══ Exercise input
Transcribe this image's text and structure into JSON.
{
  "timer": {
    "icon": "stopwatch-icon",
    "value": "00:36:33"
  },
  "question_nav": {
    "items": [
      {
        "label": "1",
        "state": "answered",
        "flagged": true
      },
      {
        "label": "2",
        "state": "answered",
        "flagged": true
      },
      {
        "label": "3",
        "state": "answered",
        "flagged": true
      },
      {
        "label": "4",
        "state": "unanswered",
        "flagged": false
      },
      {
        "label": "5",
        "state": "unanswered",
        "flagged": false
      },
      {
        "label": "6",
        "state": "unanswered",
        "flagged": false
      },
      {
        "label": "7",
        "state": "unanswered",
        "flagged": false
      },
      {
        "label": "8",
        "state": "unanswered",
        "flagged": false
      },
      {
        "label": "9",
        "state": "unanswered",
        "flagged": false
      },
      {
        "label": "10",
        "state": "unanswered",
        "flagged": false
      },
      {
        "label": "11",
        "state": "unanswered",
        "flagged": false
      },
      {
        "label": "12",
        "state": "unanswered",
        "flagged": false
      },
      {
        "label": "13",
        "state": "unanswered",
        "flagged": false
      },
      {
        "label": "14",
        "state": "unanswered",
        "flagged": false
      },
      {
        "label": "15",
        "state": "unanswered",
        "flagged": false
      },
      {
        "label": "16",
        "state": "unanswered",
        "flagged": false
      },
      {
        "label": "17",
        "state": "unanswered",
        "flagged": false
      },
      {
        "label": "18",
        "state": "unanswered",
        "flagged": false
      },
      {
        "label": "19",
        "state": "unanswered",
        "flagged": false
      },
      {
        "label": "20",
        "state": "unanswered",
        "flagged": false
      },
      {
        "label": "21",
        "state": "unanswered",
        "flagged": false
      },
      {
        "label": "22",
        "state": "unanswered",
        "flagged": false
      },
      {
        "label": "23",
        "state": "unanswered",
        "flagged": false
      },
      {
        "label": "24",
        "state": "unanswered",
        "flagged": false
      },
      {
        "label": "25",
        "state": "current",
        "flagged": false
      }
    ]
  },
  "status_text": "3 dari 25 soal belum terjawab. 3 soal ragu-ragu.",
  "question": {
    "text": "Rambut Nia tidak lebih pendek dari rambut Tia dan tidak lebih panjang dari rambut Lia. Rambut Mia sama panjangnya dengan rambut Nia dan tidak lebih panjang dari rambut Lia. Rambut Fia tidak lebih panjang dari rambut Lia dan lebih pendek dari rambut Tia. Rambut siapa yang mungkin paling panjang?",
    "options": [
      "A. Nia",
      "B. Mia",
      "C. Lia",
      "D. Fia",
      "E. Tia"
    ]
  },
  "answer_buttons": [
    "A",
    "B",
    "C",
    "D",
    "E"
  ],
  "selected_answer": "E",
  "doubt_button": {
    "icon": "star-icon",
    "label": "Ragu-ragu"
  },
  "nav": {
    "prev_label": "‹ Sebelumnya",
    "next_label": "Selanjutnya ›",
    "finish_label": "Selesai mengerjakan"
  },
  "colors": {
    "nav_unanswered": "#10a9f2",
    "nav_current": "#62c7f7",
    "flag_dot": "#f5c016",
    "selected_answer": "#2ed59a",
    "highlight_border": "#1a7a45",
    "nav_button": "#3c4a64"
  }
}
════
» **Your goal**:
Return every record, word for word.

» **Response to this exercise**:
Transcribe this image's text and structure into JSON.
{
  "timer": {
    "icon": "stopwatch-icon",
    "value": "00:36:33"
  },
  "question_nav": {
    "items": [
      {
        "label": "1",
        "state": "answered",
        "flagged": true
      },
      {
        "label": "2",
        "state": "answered",
        "flagged": true
      },
      {
        "label": "3",
        "state": "answered",
        "flagged": true
      },
      {
        "label": "4",
        "state": "unanswered",
        "flagged": false
      },
      {
        "label": "5",
        "state": "unanswered",
        "flagged": false
      },
      {
        "label": "6",
        "state": "unanswered",
        "flagged": false
      },
      {
        "label": "7",
        "state": "unanswered",
        "flagged": false
      },
      {
        "label": "8",
        "state": "unanswered",
        "flagged": false
      },
      {
        "label": "9",
        "state": "unanswered",
        "flagged": false
      },
      {
        "label": "10",
        "state": "unanswered",
        "flagged": false
      },
      {
        "label": "11",
        "state": "unanswered",
        "flagged": false
      },
      {
        "label": "12",
        "state": "unanswered",
        "flagged": false
      },
      {
        "label": "13",
        "state": "unanswered",
        "flagged": false
      },
      {
        "label": "14",
        "state": "unanswered",
        "flagged": false
      },
      {
        "label": "15",
        "state": "unanswered",
        "flagged": false
      },
      {
        "label": "16",
        "state": "unanswered",
        "flagged": false
      },
      {
        "label": "17",
        "state": "unanswered",
        "flagged": false
      },
      {
        "label": "18",
        "state": "unanswered",
        "flagged": false
      },
      {
        "label": "19",
        "state": "unanswered",
        "flagged": false
      },
      {
        "label": "20",
        "state": "unanswered",
        "flagged": false
      },
      {
        "label": "21",
        "state": "unanswered",
        "flagged": false
      },
      {
        "label": "22",
        "state": "unanswered",
        "flagged": false
      },
      {
        "label": "23",
        "state": "unanswered",
        "flagged": false
      },
      {
        "label": "24",
        "state": "unanswered",
        "flagged": false
      },
      {
        "label": "25",
        "state": "current",
        "flagged": false
      }
    ]
  },
  "status_text": "3 dari 25 soal belum terjawab. 3 soal ragu-ragu.",
  "question": {
    "text": "Rambut Nia tidak lebih pendek dari rambut Tia dan tidak lebih panjang dari rambut Lia. Rambut Mia sama panjangnya dengan rambut Nia dan tidak lebih panjang dari rambut Lia. Rambut Fia tidak lebih panjang dari rambut Lia dan lebih pendek dari rambut Tia. Rambut siapa yang mungkin paling panjang?",
    "options": [
      "A. Nia",
      "B. Mia",
      "C. Lia",
      "D. Fia",
      "E. Tia"
    ]
  },
  "answer_buttons": [
    "A",
    "B",
    "C",
    "D",
    "E"
  ],
  "selected_answer": "E",
  "doubt_button": {
    "icon": "star-icon",
    "label": "Ragu-ragu"
  },
  "nav": {
    "prev_label": "‹ Sebelumnya",
    "next_label": "Selanjutnya ›",
    "finish_label": "Selesai mengerjakan"
  },
  "colors": {
    "nav_unanswered": "#10a9f2",
    "nav_current": "#62c7f7",
    "flag_dot": "#f5c016",
    "selected_answer": "#2ed59a",
    "highlight_border": "#1a7a45",
    "nav_button": "#3c4a64"
  }
}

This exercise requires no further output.